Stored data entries
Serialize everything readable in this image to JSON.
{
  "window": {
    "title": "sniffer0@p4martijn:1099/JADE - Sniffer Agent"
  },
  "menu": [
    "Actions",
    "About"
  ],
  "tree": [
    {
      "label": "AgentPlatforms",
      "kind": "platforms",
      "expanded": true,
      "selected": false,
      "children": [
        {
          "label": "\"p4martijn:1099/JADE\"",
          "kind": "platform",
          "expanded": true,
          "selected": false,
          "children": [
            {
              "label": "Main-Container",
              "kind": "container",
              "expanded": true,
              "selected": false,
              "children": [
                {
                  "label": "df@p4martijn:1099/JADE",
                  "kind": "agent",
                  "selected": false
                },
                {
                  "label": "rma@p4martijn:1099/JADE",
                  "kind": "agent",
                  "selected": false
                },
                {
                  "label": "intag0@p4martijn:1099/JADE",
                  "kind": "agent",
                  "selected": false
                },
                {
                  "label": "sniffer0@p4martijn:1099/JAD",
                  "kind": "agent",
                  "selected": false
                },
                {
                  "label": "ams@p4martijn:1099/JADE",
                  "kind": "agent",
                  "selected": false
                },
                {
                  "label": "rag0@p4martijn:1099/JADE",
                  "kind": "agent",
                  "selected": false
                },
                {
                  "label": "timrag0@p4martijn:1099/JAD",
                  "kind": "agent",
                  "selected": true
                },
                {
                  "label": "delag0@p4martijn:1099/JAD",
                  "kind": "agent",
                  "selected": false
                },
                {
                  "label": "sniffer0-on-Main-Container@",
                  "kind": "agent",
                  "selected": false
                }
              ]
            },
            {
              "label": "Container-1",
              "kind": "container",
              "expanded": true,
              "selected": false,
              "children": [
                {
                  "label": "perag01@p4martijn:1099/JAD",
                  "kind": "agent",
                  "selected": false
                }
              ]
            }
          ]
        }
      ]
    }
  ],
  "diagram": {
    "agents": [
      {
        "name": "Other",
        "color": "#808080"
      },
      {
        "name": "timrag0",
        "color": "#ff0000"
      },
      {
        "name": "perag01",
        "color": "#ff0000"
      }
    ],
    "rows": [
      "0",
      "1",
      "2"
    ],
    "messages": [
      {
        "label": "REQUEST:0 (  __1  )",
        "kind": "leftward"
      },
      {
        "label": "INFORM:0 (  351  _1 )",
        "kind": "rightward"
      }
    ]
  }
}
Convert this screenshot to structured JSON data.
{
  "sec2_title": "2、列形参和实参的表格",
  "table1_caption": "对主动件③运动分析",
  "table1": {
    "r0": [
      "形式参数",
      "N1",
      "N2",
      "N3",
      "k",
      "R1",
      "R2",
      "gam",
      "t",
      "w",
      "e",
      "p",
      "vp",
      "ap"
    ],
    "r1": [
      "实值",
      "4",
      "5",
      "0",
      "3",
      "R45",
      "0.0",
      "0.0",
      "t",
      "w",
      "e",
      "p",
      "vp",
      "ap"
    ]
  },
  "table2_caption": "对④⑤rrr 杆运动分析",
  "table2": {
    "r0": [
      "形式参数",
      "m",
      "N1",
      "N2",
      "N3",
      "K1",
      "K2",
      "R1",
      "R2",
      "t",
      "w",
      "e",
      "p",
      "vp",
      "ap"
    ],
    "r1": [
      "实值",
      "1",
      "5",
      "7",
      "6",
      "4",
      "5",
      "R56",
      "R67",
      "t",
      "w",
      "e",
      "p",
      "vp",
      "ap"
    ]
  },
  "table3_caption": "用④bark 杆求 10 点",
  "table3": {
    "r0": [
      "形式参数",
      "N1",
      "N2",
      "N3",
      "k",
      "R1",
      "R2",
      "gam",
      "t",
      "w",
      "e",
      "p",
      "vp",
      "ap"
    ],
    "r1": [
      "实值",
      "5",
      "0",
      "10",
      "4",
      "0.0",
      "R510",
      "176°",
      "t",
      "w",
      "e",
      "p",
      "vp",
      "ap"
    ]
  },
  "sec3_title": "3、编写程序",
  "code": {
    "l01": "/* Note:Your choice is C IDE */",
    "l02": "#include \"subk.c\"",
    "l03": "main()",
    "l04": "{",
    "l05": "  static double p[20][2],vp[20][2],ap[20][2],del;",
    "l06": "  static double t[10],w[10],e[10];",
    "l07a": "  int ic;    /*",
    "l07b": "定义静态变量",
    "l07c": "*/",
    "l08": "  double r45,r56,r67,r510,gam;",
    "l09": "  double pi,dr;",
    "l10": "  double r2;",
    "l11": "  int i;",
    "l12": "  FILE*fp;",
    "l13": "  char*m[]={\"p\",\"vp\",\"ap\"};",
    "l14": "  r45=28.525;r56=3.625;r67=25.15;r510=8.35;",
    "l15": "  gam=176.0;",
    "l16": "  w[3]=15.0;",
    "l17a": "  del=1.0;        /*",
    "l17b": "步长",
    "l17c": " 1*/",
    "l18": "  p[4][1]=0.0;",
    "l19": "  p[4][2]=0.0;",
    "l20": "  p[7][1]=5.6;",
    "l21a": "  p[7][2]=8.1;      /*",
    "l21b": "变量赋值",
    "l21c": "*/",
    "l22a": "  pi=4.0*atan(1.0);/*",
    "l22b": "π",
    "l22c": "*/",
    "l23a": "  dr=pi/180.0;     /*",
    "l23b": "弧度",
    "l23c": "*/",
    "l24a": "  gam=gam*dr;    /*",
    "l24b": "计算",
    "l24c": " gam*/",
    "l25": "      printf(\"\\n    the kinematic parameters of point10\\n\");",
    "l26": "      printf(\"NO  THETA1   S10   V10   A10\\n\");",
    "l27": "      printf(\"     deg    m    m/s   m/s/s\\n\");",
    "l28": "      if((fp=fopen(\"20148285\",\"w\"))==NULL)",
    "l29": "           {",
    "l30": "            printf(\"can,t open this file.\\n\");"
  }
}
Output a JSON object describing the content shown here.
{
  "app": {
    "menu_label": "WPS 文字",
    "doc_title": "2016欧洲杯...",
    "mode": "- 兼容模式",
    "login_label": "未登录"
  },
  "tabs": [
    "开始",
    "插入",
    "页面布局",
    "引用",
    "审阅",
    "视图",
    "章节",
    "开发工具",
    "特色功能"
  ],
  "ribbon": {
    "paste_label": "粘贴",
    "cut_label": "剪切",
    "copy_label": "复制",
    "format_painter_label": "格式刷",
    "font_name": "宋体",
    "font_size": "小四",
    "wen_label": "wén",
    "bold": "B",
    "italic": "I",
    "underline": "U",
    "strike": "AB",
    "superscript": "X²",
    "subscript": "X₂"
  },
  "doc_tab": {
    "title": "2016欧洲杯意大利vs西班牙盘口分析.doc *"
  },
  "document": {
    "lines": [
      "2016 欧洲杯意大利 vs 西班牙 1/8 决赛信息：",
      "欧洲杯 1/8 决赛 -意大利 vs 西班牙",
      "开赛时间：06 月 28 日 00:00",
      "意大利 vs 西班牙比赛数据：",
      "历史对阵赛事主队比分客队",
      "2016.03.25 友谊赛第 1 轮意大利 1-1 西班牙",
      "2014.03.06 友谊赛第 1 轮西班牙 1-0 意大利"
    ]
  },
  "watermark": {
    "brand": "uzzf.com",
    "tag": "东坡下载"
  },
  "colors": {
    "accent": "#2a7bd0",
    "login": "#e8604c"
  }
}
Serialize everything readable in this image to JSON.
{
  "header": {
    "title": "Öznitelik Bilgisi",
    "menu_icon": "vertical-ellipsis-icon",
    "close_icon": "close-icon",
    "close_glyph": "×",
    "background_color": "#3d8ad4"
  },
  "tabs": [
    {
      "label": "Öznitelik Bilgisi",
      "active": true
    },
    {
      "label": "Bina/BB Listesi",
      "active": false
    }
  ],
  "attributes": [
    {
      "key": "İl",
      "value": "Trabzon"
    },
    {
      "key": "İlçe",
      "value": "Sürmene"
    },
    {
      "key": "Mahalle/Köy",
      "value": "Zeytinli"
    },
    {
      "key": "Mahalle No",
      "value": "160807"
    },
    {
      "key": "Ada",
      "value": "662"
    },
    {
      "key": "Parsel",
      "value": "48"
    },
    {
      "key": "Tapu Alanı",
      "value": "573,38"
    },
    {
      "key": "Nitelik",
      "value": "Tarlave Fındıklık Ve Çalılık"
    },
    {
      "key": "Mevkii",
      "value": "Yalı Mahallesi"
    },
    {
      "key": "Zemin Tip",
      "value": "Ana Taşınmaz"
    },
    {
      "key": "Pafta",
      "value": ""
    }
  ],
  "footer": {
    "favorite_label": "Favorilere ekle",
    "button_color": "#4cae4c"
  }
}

Request: List all lines above in which the string "this" appears.

Task answer:
Serialize everything readable in this image to JSON.
Convert this screenshot to structured JSON data.
    "l30": "            printf(\"can,t open this file.\\n\");"
Serialize everything readable in this image to JSON.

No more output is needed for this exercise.